• [Exercise goal]: Reproduce the listing below in full and without alteration, apart from its pictures.

• [Dataset records]:
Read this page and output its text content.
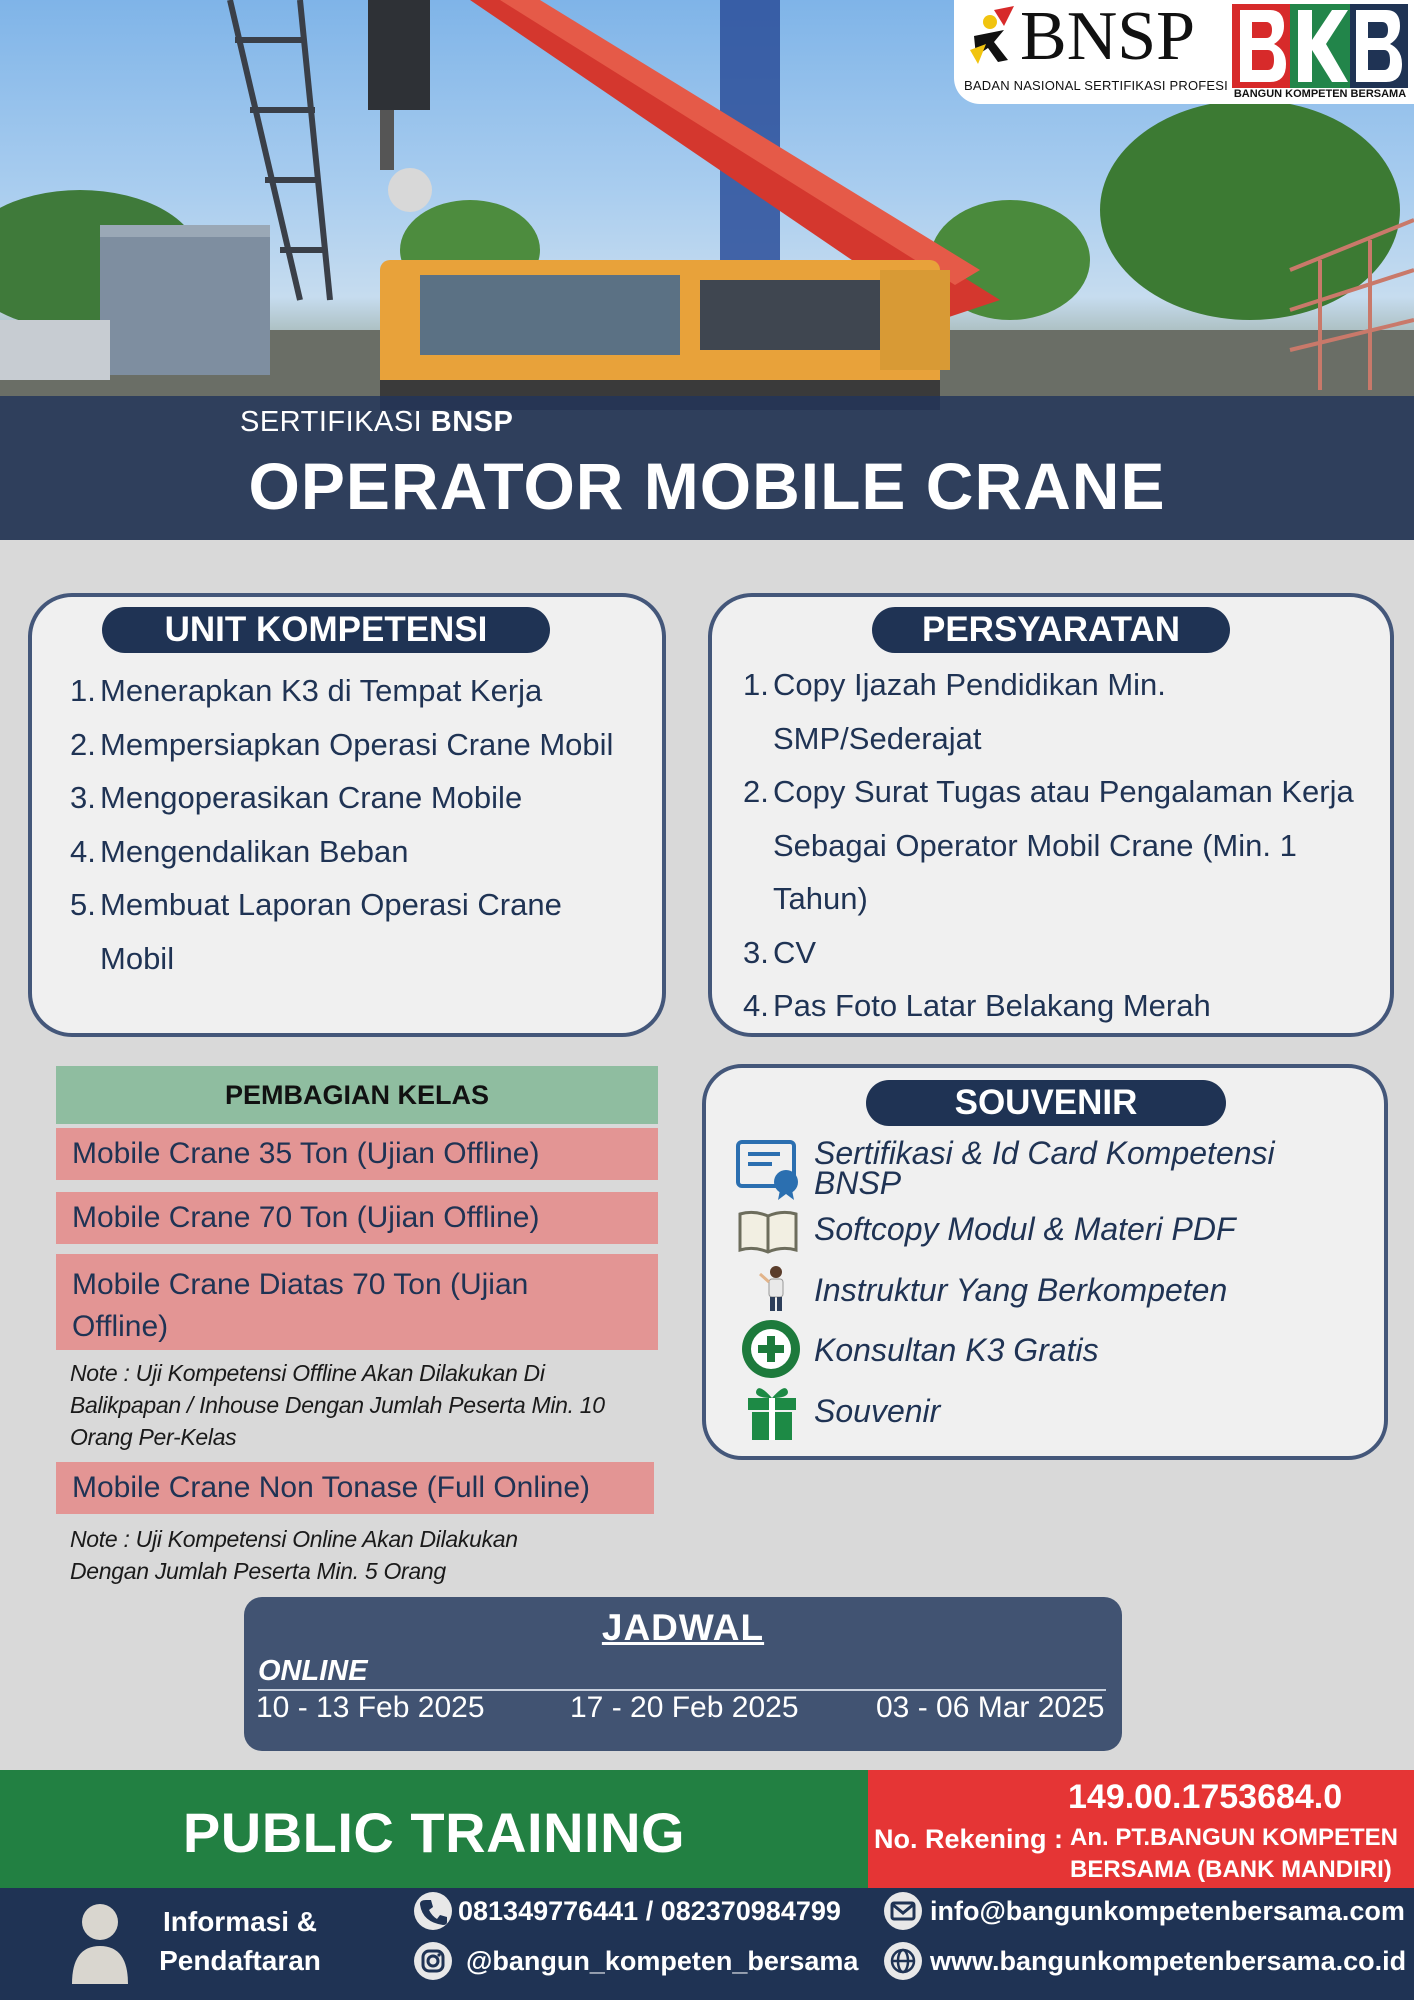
SERTIFIKASI BNSP
OPERATOR MOBILE CRANE
BNSP
BADAN NASIONAL SERTIFIKASI PROFESI
BANGUN KOMPETEN BERSAMA
UNIT KOMPETENSI
1. Menerapkan K3 di Tempat Kerja
2. Mempersiapkan Operasi Crane Mobil
3. Mengoperasikan Crane Mobile
4. Mengendalikan Beban
5. Membuat Laporan Operasi Crane
Mobil
PERSYARATAN
1. Copy Ijazah Pendidikan Min.
SMP/Sederajat
2. Copy Surat Tugas atau Pengalaman Kerja
Sebagai Operator Mobil Crane (Min. 1
Tahun)
3. CV
4. Pas Foto Latar Belakang Merah
PEMBAGIAN KELAS
Mobile Crane 35 Ton (Ujian Offline)
Mobile Crane 70 Ton (Ujian Offline)
Mobile Crane Diatas 70 Ton (Ujian
Offline)
Note : Uji Kompetensi Offline Akan Dilakukan Di
Balikpapan / Inhouse Dengan Jumlah Peserta Min. 10
Orang Per-Kelas
Mobile Crane Non Tonase (Full Online)
Note : Uji Kompetensi Online Akan Dilakukan
Dengan Jumlah Peserta Min. 5 Orang
SOUVENIR
Sertifikasi & Id Card Kompetensi
BNSP
Softcopy Modul & Materi PDF
Instruktur Yang Berkompeten
Konsultan K3 Gratis
Souvenir
JADWAL
ONLINE
10 - 13 Feb 2025	17 - 20 Feb 2025	03 - 06 Mar 2025
PUBLIC TRAINING
149.00.1753684.0
No. Rekening : An. PT.BANGUN KOMPETEN
BERSAMA (BANK MANDIRI)
Informasi &
Pendaftaran
081349776441 / 082370984799
@bangun_kompeten_bersama
info@bangunkompetenbersama.com
www.bangunkompetenbersama.co.id
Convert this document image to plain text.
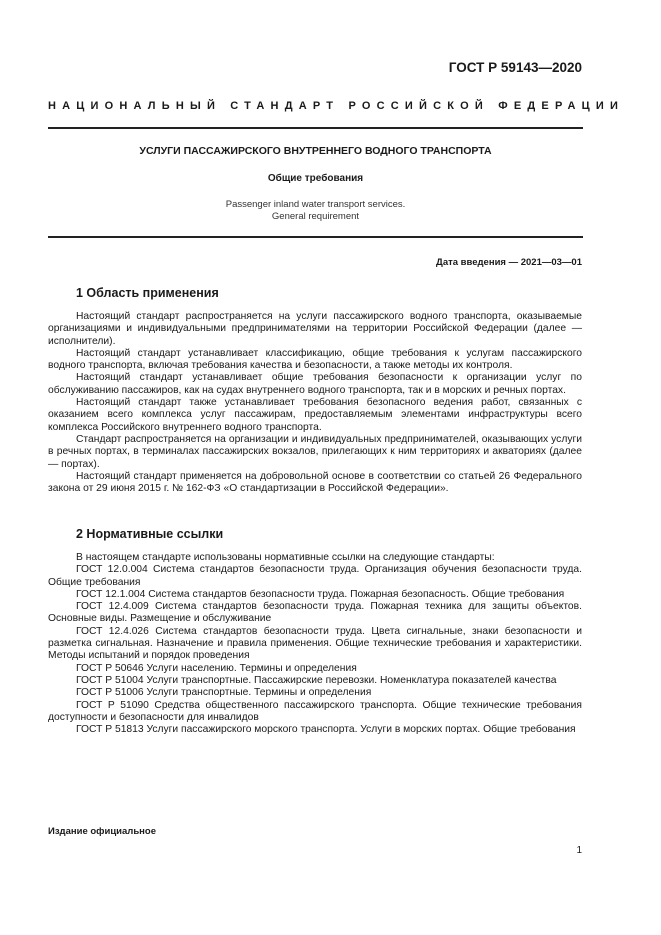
ГОСТ Р 59143—2020
НАЦИОНАЛЬНЫЙ СТАНДАРТ РОССИЙСКОЙ ФЕДЕРАЦИИ
УСЛУГИ ПАССАЖИРСКОГО ВНУТРЕННЕГО ВОДНОГО ТРАНСПОРТА
Общие требования
Passenger inland water transport services.
General requirement
Дата введения — 2021—03—01
1 Область применения

Настоящий стандарт распространяется на услуги пассажирского водного транспорта, оказываемые организациями и индивидуальными предпринимателями на территории Российской Федерации (далее — исполнители).

Настоящий стандарт устанавливает классификацию, общие требования к услугам пассажирского водного транспорта, включая требования качества и безопасности, а также методы их контроля.

Настоящий стандарт устанавливает общие требования безопасности к организации услуг по обслуживанию пассажиров, как на судах внутреннего водного транспорта, так и в морских и речных портах.

Настоящий стандарт также устанавливает требования безопасного ведения работ, связанных с оказанием всего комплекса услуг пассажирам, предоставляемым элементами инфраструктуры всего комплекса Российского внутреннего водного транспорта.

Стандарт распространяется на организации и индивидуальных предпринимателей, оказывающих услуги в речных портах, в терминалах пассажирских вокзалов, прилегающих к ним территориях и акваториях (далее — портах).

Настоящий стандарт применяется на добровольной основе в соответствии со статьей 26 Федерального закона от 29 июня 2015 г. № 162-ФЗ «О стандартизации в Российской Федерации».

2 Нормативные ссылки

В настоящем стандарте использованы нормативные ссылки на следующие стандарты:

ГОСТ 12.0.004 Система стандартов безопасности труда. Организация обучения безопасности труда. Общие требования

ГОСТ 12.1.004 Система стандартов безопасности труда. Пожарная безопасность. Общие требования

ГОСТ 12.4.009 Система стандартов безопасности труда. Пожарная техника для защиты объектов. Основные виды. Размещение и обслуживание

ГОСТ 12.4.026 Система стандартов безопасности труда. Цвета сигнальные, знаки безопасности и разметка сигнальная. Назначение и правила применения. Общие технические требования и характеристики. Методы испытаний и порядок проведения

ГОСТ Р 50646 Услуги населению. Термины и определения

ГОСТ Р 51004 Услуги транспортные. Пассажирские перевозки. Номенклатура показателей качества

ГОСТ Р 51006 Услуги транспортные. Термины и определения

ГОСТ Р 51090 Средства общественного пассажирского транспорта. Общие технические требования доступности и безопасности для инвалидов

ГОСТ Р 51813 Услуги пассажирского морского транспорта. Услуги в морских портах. Общие требования

Издание официальное
1
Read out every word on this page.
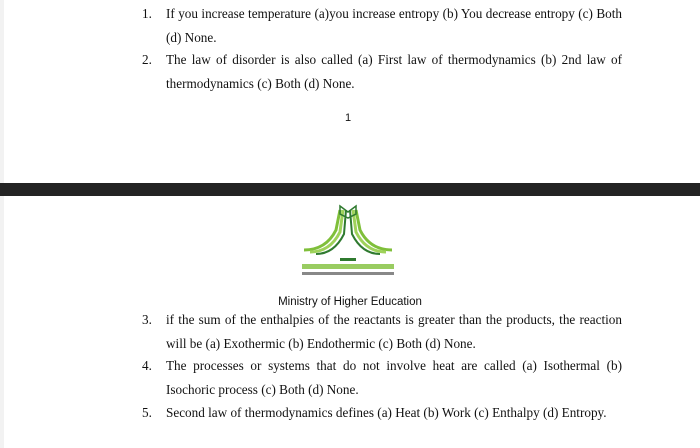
1.	If you increase temperature (a)you increase entropy (b) You decrease entropy (c) Both (d) None.
2.	The law of disorder is also called (a) First law of thermodynamics (b) 2nd law of thermodynamics (c) Both (d) None.
1
Ministry of Higher Education
3.	if the sum of the enthalpies of the reactants is greater than the products, the reaction will be (a) Exothermic (b) Endothermic (c) Both (d) None.
4.	The processes or systems that do not involve heat are called (a) Isothermal (b) Isochoric process (c) Both (d) None.
5.	Second law of thermodynamics defines (a) Heat (b) Work (c) Enthalpy (d) Entropy.
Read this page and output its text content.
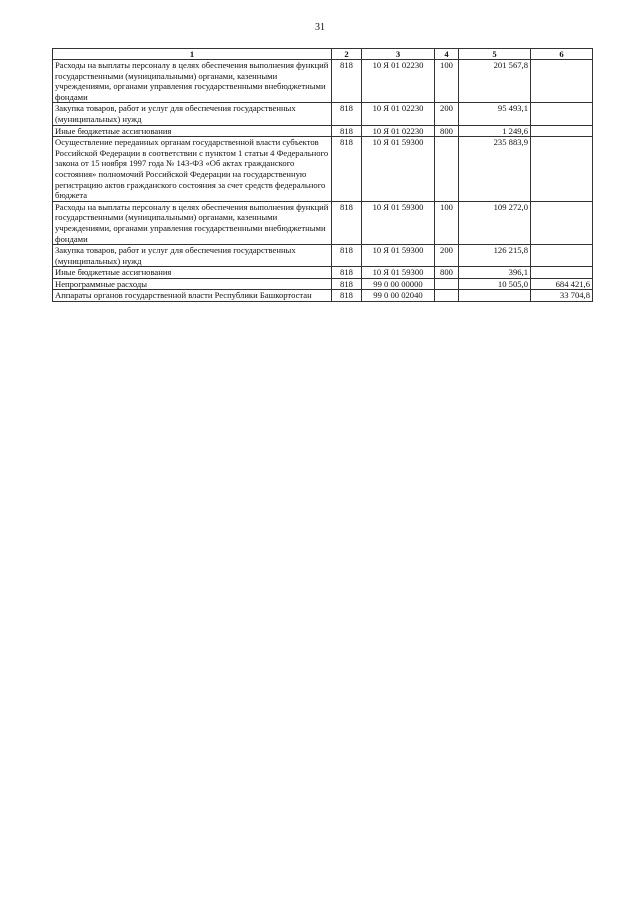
31
1	2	3	4	5	6
Расходы на выплаты персоналу в целях обеспечения выполнения функций государственными (муниципальными) органами, казенными учреждениями, органами управления государственными внебюджетными фондами	818	10 Я 01 02230	100	201 567,8	
Закупка товаров, работ и услуг для обеспечения государственных (муниципальных) нужд	818	10 Я 01 02230	200	95 493,1	
Иные бюджетные ассигнования	818	10 Я 01 02230	800	1 249,6	
Осуществление переданных органам государственной власти субъектов Российской Федерации в соответствии с пунктом 1 статьи 4 Федерального закона от 15 ноября 1997 года № 143-ФЗ «Об актах гражданского состояния» полномочий Российской Федерации на государственную регистрацию актов гражданского состояния за счет средств федерального бюджета	818	10 Я 01 59300		235 883,9	
Расходы на выплаты персоналу в целях обеспечения выполнения функций государственными (муниципальными) органами, казенными учреждениями, органами управления государственными внебюджетными фондами	818	10 Я 01 59300	100	109 272,0	
Закупка товаров, работ и услуг для обеспечения государственных (муниципальных) нужд	818	10 Я 01 59300	200	126 215,8	
Иные бюджетные ассигнования	818	10 Я 01 59300	800	396,1	
Непрограммные расходы	818	99 0 00 00000		10 505,0	684 421,6
Аппараты органов государственной власти Республики Башкортостан	818	99 0 00 02040			33 704,8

• [Exercise solution]:
Read this page and output its text content.
SERTIFIKASI BNSP
OPERATOR MOBILE CRANE
BNSP
BADAN NASIONAL SERTIFIKASI PROFESI
BANGUN KOMPETEN BERSAMA
UNIT KOMPETENSI
1. Menerapkan K3 di Tempat Kerja
2. Mempersiapkan Operasi Crane Mobil
3. Mengoperasikan Crane Mobile
4. Mengendalikan Beban
5. Membuat Laporan Operasi Crane
Mobil
PERSYARATAN
1. Copy Ijazah Pendidikan Min.
SMP/Sederajat
2. Copy Surat Tugas atau Pengalaman Kerja
Sebagai Operator Mobil Crane (Min. 1
Tahun)
3. CV
4. Pas Foto Latar Belakang Merah
PEMBAGIAN KELAS
Mobile Crane 35 Ton (Ujian Offline)
Mobile Crane 70 Ton (Ujian Offline)
Mobile Crane Diatas 70 Ton (Ujian
Offline)
Note : Uji Kompetensi Offline Akan Dilakukan Di
Balikpapan / Inhouse Dengan Jumlah Peserta Min. 10
Orang Per-Kelas
Mobile Crane Non Tonase (Full Online)
Note : Uji Kompetensi Online Akan Dilakukan
Dengan Jumlah Peserta Min. 5 Orang
SOUVENIR
Sertifikasi & Id Card Kompetensi
BNSP
Softcopy Modul & Materi PDF
Instruktur Yang Berkompeten
Konsultan K3 Gratis
Souvenir
JADWAL
ONLINE
10 - 13 Feb 2025	17 - 20 Feb 2025	03 - 06 Mar 2025
PUBLIC TRAINING
149.00.1753684.0
No. Rekening : An. PT.BANGUN KOMPETEN
BERSAMA (BANK MANDIRI)
Informasi &
Pendaftaran
081349776441 / 082370984799
@bangun_kompeten_bersama
info@bangunkompetenbersama.com
www.bangunkompetenbersama.co.id
Convert this document image to plain text.
ГОСТ Р 59143—2020
НАЦИОНАЛЬНЫЙ СТАНДАРТ РОССИЙСКОЙ ФЕДЕРАЦИИ
УСЛУГИ ПАССАЖИРСКОГО ВНУТРЕННЕГО ВОДНОГО ТРАНСПОРТА
Общие требования
Passenger inland water transport services.
General requirement
Дата введения — 2021—03—01
1 Область применения

Настоящий стандарт распространяется на услуги пассажирского водного транспорта, оказываемые организациями и индивидуальными предпринимателями на территории Российской Федерации (далее — исполнители).

Настоящий стандарт устанавливает классификацию, общие требования к услугам пассажирского водного транспорта, включая требования качества и безопасности, а также методы их контроля.

Настоящий стандарт устанавливает общие требования безопасности к организации услуг по обслуживанию пассажиров, как на судах внутреннего водного транспорта, так и в морских и речных портах.

Настоящий стандарт также устанавливает требования безопасного ведения работ, связанных с оказанием всего комплекса услуг пассажирам, предоставляемым элементами инфраструктуры всего комплекса Российского внутреннего водного транспорта.

Стандарт распространяется на организации и индивидуальных предпринимателей, оказывающих услуги в речных портах, в терминалах пассажирских вокзалов, прилегающих к ним территориях и акваториях (далее — портах).

Настоящий стандарт применяется на добровольной основе в соответствии со статьей 26 Федерального закона от 29 июня 2015 г. № 162-ФЗ «О стандартизации в Российской Федерации».

2 Нормативные ссылки

В настоящем стандарте использованы нормативные ссылки на следующие стандарты:

ГОСТ 12.0.004 Система стандартов безопасности труда. Организация обучения безопасности труда. Общие требования

ГОСТ 12.1.004 Система стандартов безопасности труда. Пожарная безопасность. Общие требования

ГОСТ 12.4.009 Система стандартов безопасности труда. Пожарная техника для защиты объектов. Основные виды. Размещение и обслуживание

ГОСТ 12.4.026 Система стандартов безопасности труда. Цвета сигнальные, знаки безопасности и разметка сигнальная. Назначение и правила применения. Общие технические требования и характеристики. Методы испытаний и порядок проведения

ГОСТ Р 50646 Услуги населению. Термины и определения

ГОСТ Р 51004 Услуги транспортные. Пассажирские перевозки. Номенклатура показателей качества

ГОСТ Р 51006 Услуги транспортные. Термины и определения

ГОСТ Р 51090 Средства общественного пассажирского транспорта. Общие технические требования доступности и безопасности для инвалидов

ГОСТ Р 51813 Услуги пассажирского морского транспорта. Услуги в морских портах. Общие требования

Издание официальное
1
Read out every word on this page.
1.	If you increase temperature (a)you increase entropy (b) You decrease entropy (c) Both (d) None.
2.	The law of disorder is also called (a) First law of thermodynamics (b) 2nd law of thermodynamics (c) Both (d) None.
1
Ministry of Higher Education
3.	if the sum of the enthalpies of the reactants is greater than the products, the reaction will be (a) Exothermic (b) Endothermic (c) Both (d) None.
4.	The processes or systems that do not involve heat are called (a) Isothermal (b) Isochoric process (c) Both (d) None.
5.	Second law of thermodynamics defines (a) Heat (b) Work (c) Enthalpy (d) Entropy.
Read this page and output its text content.
31
1	2	3	4	5	6
Расходы на выплаты персоналу в целях обеспечения выполнения функций государственными (муниципальными) органами, казенными учреждениями, органами управления государственными внебюджетными фондами	818	10 Я 01 02230	100	201 567,8	
Закупка товаров, работ и услуг для обеспечения государственных (муниципальных) нужд	818	10 Я 01 02230	200	95 493,1	
Иные бюджетные ассигнования	818	10 Я 01 02230	800	1 249,6	
Осуществление переданных органам государственной власти субъектов Российской Федерации в соответствии с пунктом 1 статьи 4 Федерального закона от 15 ноября 1997 года № 143-ФЗ «Об актах гражданского состояния» полномочий Российской Федерации на государственную регистрацию актов гражданского состояния за счет средств федерального бюджета	818	10 Я 01 59300		235 883,9	
Расходы на выплаты персоналу в целях обеспечения выполнения функций государственными (муниципальными) органами, казенными учреждениями, органами управления государственными внебюджетными фондами	818	10 Я 01 59300	100	109 272,0	
Закупка товаров, работ и услуг для обеспечения государственных (муниципальных) нужд	818	10 Я 01 59300	200	126 215,8	
Иные бюджетные ассигнования	818	10 Я 01 59300	800	396,1	
Непрограммные расходы	818	99 0 00 00000		10 505,0	684 421,6
Аппараты органов государственной власти Республики Башкортостан	818	99 0 00 02040			33 704,8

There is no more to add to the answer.